* **WHAT TO PRODUCE**
Exclude the pictures and return every line exactly as written.

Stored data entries

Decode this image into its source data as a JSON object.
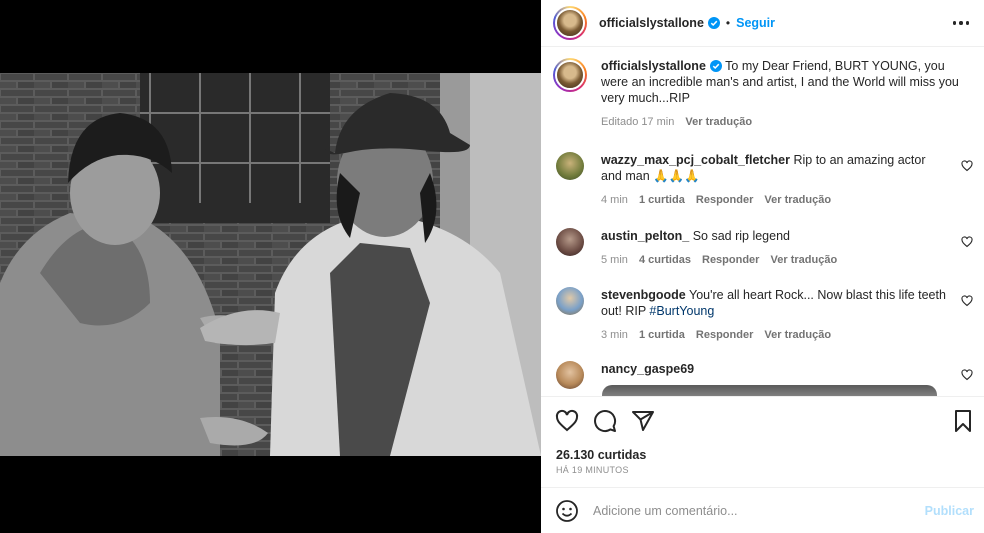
{
  "post": {
    "username": "officialslystallone",
    "follow_label": "Seguir",
    "caption": "To my Dear Friend, BURT YOUNG, you were an incredible man's and artist, I and the World will miss you very much...RIP",
    "edited_label": "Editado",
    "time": "17 min",
    "translate_label": "Ver tradução"
  },
  "comments": [
    {
      "username": "wazzy_max_pcj_cobalt_fletcher",
      "text": "Rip to an amazing actor and man 🙏🙏🙏",
      "time": "4 min",
      "likes": "1 curtida",
      "reply_label": "Responder",
      "translate_label": "Ver tradução"
    },
    {
      "username": "austin_pelton_",
      "text": "So sad rip legend",
      "time": "5 min",
      "likes": "4 curtidas",
      "reply_label": "Responder",
      "translate_label": "Ver tradução"
    },
    {
      "username": "stevenbgoode",
      "text": "You're all heart Rock... Now blast this life teeth out! RIP ",
      "hashtag": "#BurtYoung",
      "time": "3 min",
      "likes": "1 curtida",
      "reply_label": "Responder",
      "translate_label": "Ver tradução"
    },
    {
      "username": "nancy_gaspe69",
      "text": ""
    }
  ],
  "footer": {
    "likes": "26.130 curtidas",
    "posted": "HÁ 19 MINUTOS",
    "comment_placeholder": "Adicione um comentário...",
    "publish_label": "Publicar"
  },
  "colors": {
    "accent": "#0095f6",
    "verified": "#0095f6",
    "publish_disabled": "#b2dffc"
  },
  "icons": [
    "more-icon",
    "verified-icon",
    "heart-icon",
    "comment-icon",
    "share-icon",
    "bookmark-icon",
    "emoji-icon"
  ]
}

* **RESULT OF THE TASK**
Decode this image into its source data as a JSON object.
{
  "post": {
    "username": "officialslystallone",
    "follow_label": "Seguir",
    "caption": "To my Dear Friend, BURT YOUNG, you were an incredible man's and artist, I and the World will miss you very much...RIP",
    "edited_label": "Editado",
    "time": "17 min",
    "translate_label": "Ver tradução"
  },
  "comments": [
    {
      "username": "wazzy_max_pcj_cobalt_fletcher",
      "text": "Rip to an amazing actor and man 🙏🙏🙏",
      "time": "4 min",
      "likes": "1 curtida",
      "reply_label": "Responder",
      "translate_label": "Ver tradução"
    },
    {
      "username": "austin_pelton_",
      "text": "So sad rip legend",
      "time": "5 min",
      "likes": "4 curtidas",
      "reply_label": "Responder",
      "translate_label": "Ver tradução"
    },
    {
      "username": "stevenbgoode",
      "text": "You're all heart Rock... Now blast this life teeth out! RIP ",
      "hashtag": "#BurtYoung",
      "time": "3 min",
      "likes": "1 curtida",
      "reply_label": "Responder",
      "translate_label": "Ver tradução"
    },
    {
      "username": "nancy_gaspe69",
      "text": ""
    }
  ],
  "footer": {
    "likes": "26.130 curtidas",
    "posted": "HÁ 19 MINUTOS",
    "comment_placeholder": "Adicione um comentário...",
    "publish_label": "Publicar"
  },
  "colors": {
    "accent": "#0095f6",
    "verified": "#0095f6",
    "publish_disabled": "#b2dffc"
  },
  "icons": [
    "more-icon",
    "verified-icon",
    "heart-icon",
    "comment-icon",
    "share-icon",
    "bookmark-icon",
    "emoji-icon"
  ]
}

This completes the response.